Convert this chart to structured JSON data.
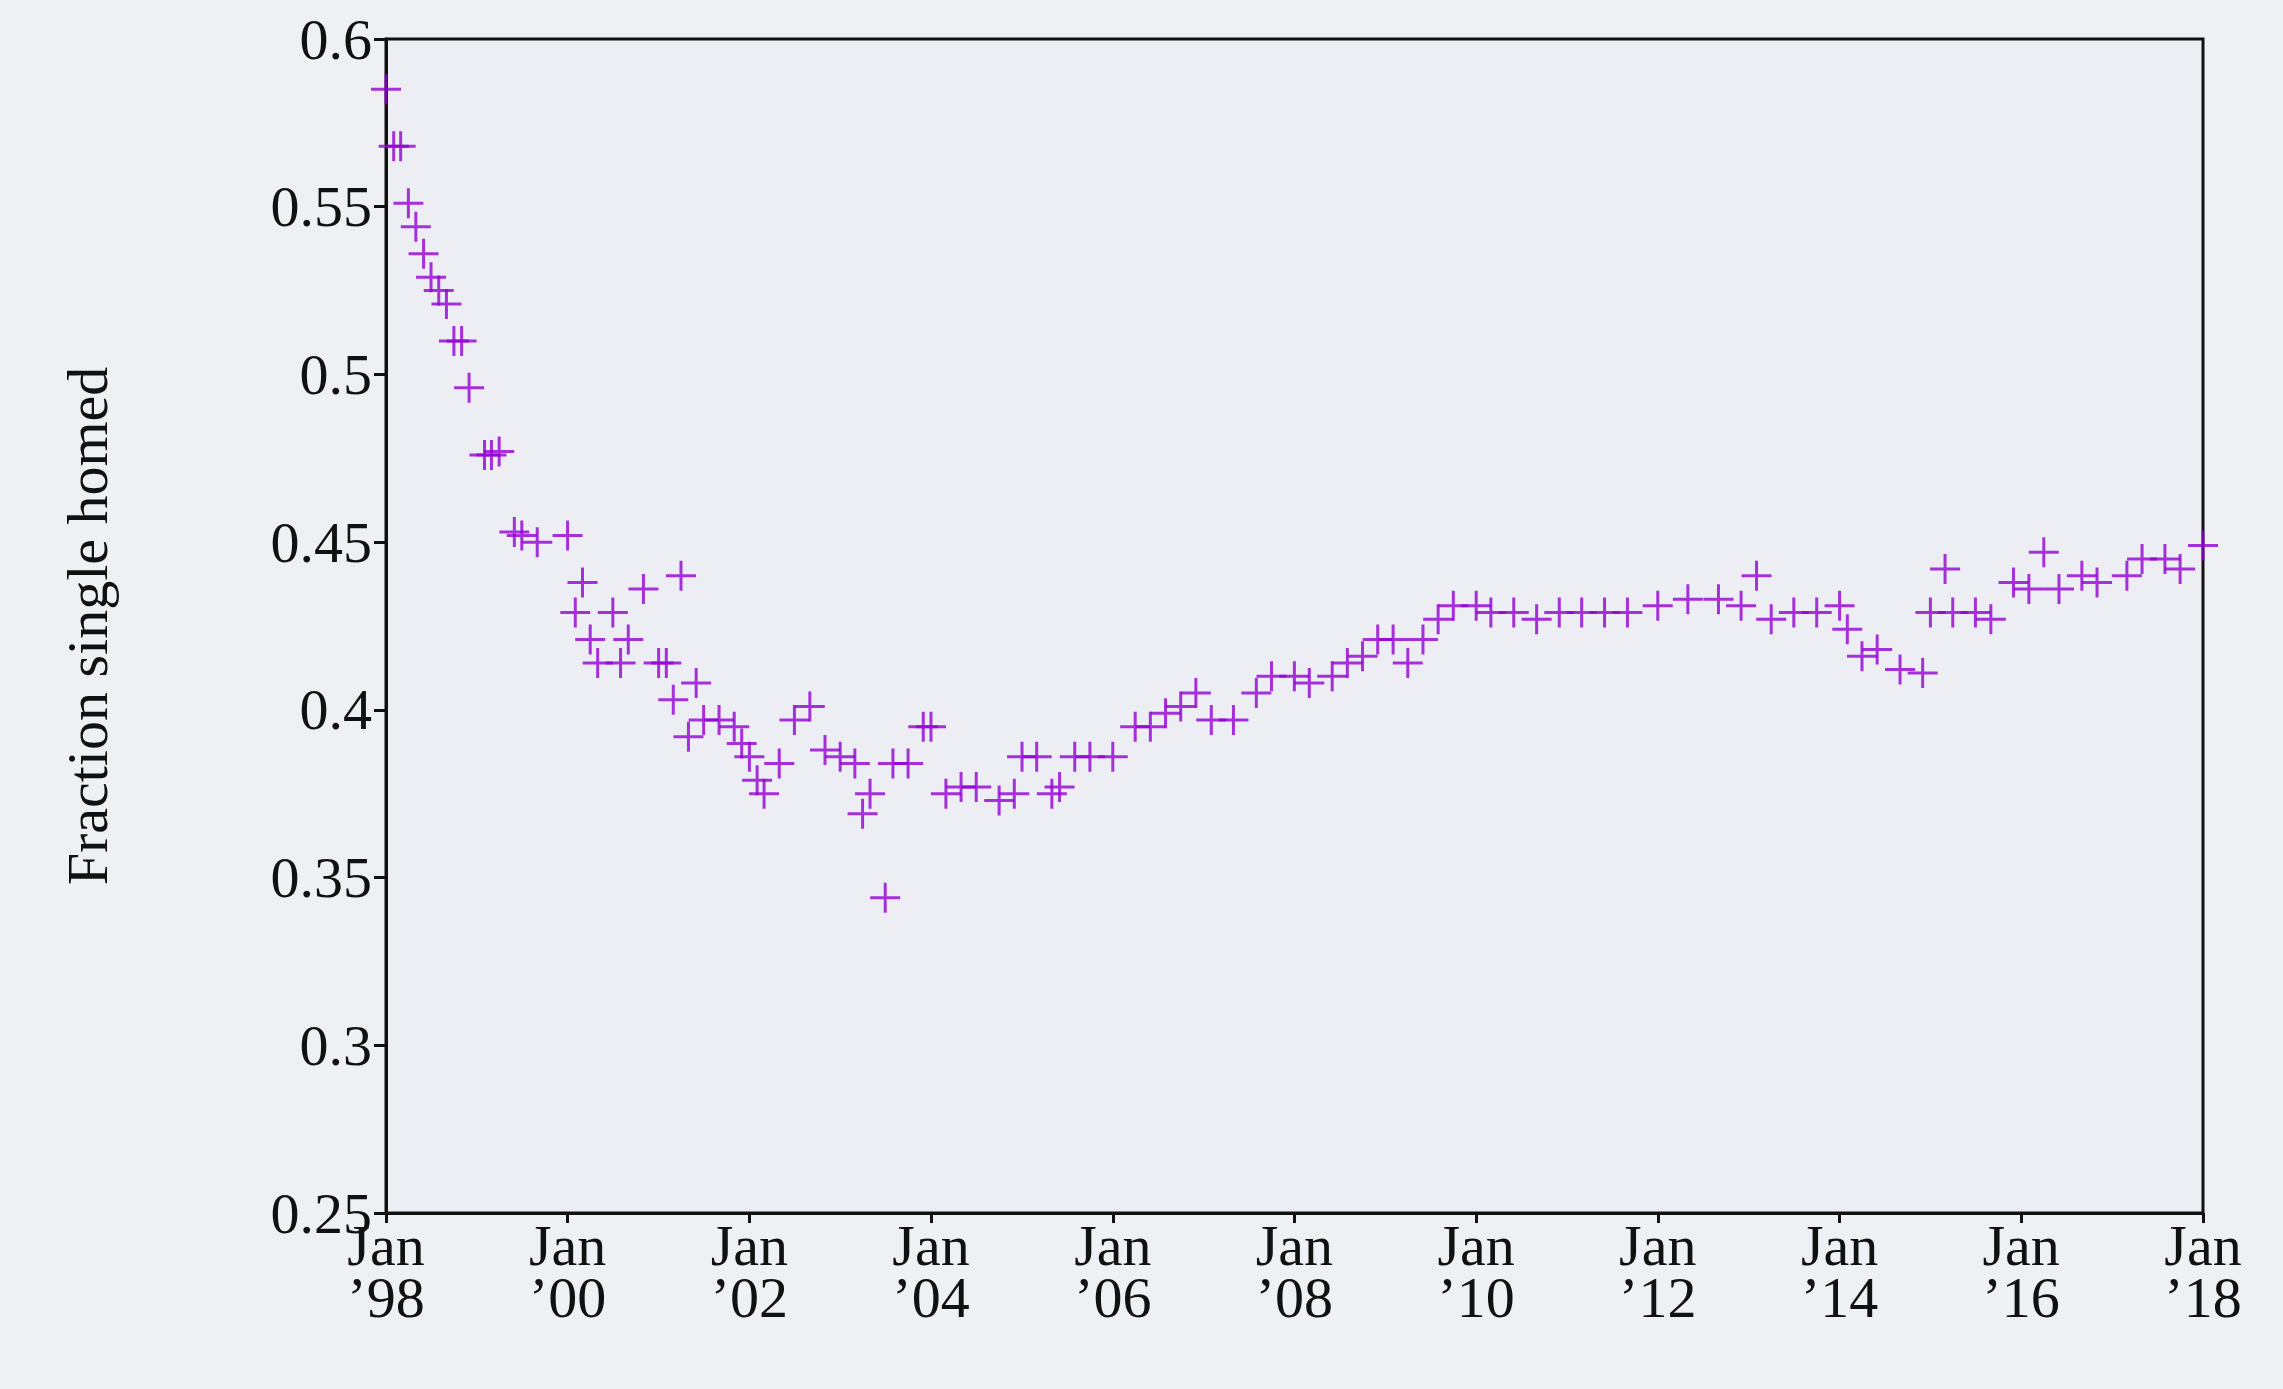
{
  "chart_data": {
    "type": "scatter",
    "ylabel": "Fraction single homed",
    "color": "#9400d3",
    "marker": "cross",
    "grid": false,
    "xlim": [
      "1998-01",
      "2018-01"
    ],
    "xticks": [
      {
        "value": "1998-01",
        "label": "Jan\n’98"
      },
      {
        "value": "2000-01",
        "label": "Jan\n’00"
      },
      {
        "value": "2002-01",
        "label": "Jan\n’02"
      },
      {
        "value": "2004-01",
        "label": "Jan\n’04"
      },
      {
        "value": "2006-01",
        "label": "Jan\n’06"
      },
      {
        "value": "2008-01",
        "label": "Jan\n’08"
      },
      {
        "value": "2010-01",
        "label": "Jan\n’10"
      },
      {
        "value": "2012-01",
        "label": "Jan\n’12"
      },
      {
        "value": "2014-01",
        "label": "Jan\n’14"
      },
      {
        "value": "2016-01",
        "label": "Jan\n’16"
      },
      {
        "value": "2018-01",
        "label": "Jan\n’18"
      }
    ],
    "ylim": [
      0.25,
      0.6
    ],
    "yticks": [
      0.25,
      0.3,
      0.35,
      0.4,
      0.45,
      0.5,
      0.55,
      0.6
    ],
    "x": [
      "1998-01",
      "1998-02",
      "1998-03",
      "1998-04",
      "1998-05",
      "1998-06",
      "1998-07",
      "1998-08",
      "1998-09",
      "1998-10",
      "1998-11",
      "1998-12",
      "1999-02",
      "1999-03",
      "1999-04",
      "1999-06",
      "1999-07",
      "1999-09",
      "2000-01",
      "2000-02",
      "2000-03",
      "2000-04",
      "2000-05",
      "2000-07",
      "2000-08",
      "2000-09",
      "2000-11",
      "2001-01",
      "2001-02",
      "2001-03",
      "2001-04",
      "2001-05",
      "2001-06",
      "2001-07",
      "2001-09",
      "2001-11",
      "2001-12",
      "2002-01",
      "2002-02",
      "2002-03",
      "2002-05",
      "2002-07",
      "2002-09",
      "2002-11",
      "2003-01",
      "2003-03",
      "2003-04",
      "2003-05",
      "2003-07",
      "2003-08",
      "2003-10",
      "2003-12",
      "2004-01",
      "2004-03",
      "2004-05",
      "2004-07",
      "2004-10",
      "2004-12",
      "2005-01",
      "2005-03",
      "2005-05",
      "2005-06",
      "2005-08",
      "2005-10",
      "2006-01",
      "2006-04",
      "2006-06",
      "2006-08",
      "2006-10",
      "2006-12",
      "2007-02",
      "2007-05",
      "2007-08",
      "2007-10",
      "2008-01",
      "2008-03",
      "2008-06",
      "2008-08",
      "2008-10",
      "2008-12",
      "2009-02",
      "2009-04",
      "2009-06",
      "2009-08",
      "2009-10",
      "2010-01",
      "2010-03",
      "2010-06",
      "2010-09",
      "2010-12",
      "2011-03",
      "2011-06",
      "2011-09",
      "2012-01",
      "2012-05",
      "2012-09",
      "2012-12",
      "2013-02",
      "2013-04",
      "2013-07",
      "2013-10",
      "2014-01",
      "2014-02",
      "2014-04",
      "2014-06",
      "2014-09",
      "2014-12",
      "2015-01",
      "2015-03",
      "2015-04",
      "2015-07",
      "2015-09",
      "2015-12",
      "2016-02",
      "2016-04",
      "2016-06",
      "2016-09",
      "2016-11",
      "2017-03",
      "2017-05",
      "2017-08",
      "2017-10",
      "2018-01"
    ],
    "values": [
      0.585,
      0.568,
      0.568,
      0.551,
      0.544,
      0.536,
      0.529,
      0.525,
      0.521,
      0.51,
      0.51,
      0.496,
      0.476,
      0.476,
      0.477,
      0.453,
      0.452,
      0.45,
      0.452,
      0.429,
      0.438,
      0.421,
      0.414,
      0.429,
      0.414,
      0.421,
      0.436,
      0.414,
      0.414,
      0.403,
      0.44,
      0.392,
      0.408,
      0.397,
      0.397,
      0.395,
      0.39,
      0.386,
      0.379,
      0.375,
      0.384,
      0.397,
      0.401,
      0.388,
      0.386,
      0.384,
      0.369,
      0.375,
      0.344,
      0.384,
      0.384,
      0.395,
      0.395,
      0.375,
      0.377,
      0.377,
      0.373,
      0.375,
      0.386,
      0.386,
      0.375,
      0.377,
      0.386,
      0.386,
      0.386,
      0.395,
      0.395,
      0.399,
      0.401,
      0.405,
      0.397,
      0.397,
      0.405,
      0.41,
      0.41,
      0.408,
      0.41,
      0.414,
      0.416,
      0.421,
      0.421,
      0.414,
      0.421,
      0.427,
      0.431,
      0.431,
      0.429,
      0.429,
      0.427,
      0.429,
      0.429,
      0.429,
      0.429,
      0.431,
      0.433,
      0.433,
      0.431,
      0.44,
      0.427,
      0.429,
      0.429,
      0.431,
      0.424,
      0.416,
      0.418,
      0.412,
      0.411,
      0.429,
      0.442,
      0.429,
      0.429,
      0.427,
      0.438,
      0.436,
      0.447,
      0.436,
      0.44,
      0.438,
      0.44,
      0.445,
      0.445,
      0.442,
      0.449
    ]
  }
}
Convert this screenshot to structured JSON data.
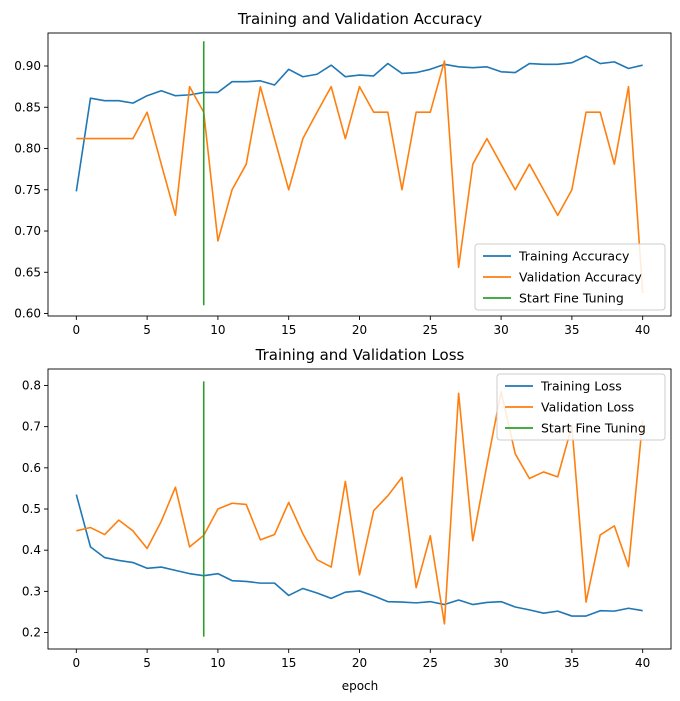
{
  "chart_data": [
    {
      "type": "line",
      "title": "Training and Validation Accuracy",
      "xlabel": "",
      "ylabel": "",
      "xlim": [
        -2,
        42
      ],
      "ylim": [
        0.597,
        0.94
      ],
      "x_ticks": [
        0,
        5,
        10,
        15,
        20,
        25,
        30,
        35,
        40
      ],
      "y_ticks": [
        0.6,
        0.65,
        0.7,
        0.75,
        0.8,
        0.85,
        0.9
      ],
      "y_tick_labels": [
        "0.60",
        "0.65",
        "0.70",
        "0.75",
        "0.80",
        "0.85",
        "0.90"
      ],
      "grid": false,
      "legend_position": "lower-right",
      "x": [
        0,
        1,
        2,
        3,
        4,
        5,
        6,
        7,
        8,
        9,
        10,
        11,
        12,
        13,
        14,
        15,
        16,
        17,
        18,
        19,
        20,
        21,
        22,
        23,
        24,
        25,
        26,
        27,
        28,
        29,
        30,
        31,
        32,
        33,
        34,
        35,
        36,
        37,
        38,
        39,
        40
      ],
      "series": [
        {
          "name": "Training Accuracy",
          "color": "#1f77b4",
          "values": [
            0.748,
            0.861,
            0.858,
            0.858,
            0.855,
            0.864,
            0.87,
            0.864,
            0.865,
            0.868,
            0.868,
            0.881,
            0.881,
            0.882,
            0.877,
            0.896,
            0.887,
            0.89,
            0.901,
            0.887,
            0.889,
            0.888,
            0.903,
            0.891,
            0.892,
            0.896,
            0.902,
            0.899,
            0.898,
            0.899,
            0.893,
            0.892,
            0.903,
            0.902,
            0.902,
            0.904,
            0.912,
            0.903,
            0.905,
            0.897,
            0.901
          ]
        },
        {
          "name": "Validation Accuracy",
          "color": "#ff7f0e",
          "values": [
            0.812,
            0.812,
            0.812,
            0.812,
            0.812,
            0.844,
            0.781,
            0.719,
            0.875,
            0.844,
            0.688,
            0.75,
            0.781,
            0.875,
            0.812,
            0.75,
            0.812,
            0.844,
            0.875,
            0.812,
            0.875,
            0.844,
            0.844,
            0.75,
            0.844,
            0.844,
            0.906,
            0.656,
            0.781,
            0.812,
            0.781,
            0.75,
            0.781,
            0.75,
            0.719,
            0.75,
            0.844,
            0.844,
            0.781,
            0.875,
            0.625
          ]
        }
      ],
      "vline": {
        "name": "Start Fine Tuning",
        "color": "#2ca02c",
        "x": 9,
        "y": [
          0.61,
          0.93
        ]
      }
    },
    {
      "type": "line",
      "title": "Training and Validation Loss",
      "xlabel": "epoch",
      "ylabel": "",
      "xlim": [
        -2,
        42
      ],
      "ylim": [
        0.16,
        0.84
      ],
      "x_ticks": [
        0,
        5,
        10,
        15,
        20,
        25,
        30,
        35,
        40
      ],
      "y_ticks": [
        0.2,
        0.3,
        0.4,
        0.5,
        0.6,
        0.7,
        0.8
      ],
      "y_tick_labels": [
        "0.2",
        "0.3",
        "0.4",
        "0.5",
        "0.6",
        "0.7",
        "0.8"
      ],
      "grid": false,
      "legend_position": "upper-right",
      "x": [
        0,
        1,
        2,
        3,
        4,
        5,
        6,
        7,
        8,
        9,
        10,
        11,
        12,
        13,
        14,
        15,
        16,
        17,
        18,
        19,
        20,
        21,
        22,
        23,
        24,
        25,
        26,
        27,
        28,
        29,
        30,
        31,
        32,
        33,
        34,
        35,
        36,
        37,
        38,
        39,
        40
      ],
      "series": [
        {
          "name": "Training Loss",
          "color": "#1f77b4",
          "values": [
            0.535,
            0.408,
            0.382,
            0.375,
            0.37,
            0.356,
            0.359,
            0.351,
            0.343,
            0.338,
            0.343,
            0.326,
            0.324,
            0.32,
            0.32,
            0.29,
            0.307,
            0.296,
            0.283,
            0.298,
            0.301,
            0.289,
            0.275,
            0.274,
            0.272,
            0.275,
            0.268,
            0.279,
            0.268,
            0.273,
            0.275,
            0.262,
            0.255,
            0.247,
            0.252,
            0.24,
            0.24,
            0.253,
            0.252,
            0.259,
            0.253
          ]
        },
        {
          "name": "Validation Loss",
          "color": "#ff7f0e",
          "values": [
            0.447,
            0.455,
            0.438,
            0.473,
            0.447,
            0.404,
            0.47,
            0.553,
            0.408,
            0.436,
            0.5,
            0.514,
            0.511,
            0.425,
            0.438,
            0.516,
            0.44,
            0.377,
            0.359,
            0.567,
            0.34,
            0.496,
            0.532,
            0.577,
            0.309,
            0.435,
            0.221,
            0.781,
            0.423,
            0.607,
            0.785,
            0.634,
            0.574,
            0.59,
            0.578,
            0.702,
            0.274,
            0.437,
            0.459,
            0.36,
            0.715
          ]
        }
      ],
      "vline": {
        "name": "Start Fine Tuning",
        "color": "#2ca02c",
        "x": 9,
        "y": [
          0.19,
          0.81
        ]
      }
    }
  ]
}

(WHAT NEEDS TO BE DONE) Copy out every line with the word "this".

(EXERCISE ANSWER)
Convert this chart to structured JSON data.
Convert this screenshot to structured JSON data.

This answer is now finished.